**** SUPPLIED MATERIAL
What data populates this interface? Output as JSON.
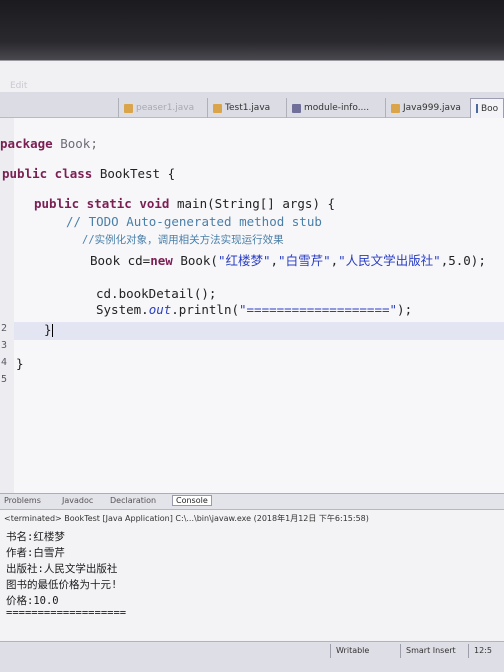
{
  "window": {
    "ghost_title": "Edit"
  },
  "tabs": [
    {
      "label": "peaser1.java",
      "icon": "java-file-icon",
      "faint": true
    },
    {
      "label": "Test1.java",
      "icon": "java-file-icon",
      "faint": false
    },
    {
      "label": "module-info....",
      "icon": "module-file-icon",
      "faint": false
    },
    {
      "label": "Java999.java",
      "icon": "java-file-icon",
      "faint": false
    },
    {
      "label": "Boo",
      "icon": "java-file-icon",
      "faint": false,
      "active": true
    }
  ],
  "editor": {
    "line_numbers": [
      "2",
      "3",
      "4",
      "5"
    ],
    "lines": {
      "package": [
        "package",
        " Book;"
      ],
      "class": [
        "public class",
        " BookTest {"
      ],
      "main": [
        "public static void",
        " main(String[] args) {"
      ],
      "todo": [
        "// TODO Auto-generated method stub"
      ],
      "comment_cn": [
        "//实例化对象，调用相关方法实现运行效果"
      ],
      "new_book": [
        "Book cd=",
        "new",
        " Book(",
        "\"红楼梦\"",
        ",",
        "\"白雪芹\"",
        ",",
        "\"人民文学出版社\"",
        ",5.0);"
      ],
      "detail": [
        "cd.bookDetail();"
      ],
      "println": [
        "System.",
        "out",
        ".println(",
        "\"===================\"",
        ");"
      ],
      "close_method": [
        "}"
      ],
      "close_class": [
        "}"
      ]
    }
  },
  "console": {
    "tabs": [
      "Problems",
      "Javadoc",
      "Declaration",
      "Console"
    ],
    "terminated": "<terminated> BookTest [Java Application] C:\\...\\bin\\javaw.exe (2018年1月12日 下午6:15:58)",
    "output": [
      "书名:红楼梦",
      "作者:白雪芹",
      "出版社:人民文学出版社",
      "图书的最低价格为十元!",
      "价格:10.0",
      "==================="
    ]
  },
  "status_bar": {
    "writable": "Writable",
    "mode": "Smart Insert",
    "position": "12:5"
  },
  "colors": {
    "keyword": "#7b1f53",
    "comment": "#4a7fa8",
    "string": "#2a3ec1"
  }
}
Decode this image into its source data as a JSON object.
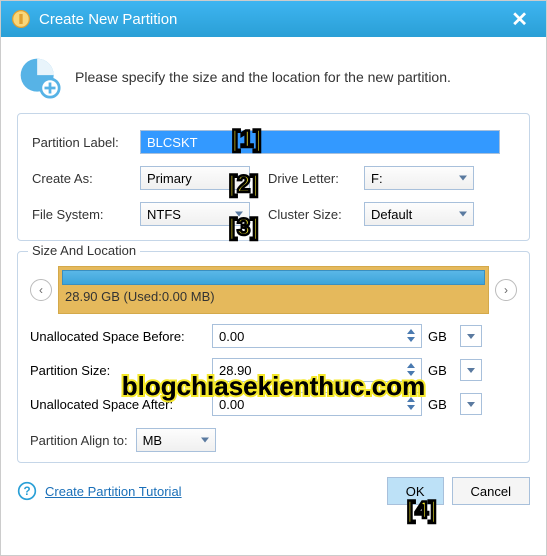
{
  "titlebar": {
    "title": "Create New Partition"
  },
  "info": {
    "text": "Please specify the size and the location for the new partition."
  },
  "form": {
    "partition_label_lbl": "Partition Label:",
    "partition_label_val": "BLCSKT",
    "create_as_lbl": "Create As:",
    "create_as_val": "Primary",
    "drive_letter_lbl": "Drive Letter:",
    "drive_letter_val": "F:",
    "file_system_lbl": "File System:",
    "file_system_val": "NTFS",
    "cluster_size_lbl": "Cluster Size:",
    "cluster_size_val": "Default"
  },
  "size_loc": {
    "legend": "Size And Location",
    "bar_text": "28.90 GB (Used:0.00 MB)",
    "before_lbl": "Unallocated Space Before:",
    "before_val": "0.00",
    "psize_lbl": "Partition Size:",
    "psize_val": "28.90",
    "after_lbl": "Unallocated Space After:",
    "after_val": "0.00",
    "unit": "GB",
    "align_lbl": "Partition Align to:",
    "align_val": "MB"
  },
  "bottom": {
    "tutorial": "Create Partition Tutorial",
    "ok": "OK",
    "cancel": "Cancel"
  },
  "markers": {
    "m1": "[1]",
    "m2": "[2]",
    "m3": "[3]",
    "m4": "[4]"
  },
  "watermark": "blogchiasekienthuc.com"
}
********
**** SUPPLIED MATERIAL
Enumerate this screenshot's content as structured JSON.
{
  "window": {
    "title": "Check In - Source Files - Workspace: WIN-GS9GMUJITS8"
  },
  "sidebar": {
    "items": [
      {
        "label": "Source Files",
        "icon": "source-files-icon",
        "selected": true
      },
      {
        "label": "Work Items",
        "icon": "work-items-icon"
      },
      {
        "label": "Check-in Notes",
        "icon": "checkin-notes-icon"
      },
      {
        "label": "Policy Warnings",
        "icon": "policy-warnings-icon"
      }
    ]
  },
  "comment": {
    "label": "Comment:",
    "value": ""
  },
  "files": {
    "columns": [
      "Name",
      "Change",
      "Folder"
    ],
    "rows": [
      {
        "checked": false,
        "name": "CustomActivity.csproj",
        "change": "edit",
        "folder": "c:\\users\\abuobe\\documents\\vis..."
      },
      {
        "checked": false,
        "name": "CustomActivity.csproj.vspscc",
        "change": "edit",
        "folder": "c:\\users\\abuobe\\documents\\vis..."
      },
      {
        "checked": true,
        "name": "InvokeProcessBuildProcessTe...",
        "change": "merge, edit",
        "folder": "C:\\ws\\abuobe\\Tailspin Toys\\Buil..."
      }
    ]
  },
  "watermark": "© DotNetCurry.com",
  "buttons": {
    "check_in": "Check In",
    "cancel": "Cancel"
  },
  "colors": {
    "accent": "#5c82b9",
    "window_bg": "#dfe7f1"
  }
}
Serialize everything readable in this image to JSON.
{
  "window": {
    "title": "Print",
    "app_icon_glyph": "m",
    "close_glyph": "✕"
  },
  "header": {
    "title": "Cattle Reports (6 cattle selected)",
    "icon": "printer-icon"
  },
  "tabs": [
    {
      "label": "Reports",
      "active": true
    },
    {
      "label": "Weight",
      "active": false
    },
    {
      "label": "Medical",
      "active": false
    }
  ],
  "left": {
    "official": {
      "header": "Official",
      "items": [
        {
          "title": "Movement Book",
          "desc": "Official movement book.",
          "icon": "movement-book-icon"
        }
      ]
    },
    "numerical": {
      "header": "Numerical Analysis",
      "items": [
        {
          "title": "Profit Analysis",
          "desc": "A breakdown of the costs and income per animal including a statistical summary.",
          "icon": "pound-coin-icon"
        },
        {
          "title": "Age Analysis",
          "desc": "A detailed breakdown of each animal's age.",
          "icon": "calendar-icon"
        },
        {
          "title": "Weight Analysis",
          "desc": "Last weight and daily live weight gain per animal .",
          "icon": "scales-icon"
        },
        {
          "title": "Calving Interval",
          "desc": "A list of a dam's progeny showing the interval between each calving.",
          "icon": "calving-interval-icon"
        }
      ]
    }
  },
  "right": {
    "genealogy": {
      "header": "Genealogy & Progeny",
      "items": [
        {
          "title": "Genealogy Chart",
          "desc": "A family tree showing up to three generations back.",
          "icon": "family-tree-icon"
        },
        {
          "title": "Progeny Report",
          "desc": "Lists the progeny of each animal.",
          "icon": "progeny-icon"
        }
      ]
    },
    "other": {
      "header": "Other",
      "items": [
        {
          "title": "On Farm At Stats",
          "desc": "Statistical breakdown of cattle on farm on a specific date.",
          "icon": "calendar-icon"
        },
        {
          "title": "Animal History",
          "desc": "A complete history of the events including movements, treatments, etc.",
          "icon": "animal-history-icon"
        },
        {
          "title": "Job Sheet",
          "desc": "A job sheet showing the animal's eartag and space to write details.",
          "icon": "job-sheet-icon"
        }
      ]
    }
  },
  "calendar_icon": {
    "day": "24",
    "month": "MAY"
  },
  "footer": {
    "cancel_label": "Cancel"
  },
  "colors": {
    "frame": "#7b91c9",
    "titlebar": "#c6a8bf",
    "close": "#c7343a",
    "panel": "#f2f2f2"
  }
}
********
**** SUPPLIED MATERIAL
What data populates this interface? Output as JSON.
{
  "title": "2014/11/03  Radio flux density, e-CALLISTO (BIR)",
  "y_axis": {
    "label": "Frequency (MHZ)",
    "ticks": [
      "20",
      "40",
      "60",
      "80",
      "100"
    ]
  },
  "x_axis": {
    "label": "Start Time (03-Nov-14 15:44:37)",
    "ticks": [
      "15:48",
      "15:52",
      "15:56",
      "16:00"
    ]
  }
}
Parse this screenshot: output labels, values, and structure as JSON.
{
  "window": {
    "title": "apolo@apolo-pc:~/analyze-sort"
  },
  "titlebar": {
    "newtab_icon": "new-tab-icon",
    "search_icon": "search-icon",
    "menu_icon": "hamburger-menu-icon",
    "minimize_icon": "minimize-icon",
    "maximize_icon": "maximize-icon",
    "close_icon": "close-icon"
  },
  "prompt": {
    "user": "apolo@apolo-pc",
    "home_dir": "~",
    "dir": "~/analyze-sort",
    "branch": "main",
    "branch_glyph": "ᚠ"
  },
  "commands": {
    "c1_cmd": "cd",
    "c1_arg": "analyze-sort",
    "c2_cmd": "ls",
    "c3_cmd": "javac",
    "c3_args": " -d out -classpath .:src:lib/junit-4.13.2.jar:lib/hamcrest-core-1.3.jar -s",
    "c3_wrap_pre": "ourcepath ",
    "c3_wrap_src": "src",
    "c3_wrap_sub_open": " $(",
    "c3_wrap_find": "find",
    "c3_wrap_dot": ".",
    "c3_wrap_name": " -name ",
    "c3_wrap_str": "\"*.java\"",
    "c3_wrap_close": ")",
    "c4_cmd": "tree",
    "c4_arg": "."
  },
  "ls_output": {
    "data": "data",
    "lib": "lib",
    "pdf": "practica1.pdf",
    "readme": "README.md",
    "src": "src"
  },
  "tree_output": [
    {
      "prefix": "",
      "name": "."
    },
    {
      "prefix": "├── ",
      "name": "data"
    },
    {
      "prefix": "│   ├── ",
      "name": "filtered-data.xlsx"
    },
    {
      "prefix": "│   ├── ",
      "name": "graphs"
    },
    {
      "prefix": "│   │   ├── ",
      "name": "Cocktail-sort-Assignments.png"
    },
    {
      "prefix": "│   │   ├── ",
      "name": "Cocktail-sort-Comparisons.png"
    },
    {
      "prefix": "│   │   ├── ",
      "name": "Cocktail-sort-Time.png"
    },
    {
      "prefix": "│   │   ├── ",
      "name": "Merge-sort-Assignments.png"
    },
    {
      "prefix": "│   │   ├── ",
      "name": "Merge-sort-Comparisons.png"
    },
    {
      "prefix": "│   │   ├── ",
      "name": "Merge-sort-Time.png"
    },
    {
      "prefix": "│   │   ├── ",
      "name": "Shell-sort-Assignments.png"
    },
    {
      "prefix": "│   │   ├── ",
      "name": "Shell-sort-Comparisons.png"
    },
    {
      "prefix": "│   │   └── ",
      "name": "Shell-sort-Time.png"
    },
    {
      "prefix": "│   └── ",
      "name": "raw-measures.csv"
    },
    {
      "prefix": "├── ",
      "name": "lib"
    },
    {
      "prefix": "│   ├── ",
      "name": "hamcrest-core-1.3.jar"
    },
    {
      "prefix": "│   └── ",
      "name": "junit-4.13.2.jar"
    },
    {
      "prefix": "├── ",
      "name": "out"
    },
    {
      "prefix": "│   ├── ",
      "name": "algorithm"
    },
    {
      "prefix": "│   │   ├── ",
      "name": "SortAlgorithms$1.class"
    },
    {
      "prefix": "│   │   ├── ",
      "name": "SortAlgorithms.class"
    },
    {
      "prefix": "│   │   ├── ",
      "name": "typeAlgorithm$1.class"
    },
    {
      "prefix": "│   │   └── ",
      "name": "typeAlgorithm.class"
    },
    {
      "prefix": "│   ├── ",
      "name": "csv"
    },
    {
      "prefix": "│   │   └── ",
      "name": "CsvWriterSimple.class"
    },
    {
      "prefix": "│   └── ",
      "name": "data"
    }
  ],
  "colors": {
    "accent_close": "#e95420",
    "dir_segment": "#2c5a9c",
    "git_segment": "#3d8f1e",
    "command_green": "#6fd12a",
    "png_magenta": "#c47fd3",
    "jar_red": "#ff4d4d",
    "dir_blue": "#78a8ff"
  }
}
********
**WHAT IS ASKED**
Within the entries above, how many lines contain "analyze"? Respond with the number only.

**PROBLEM SOLUTION**
3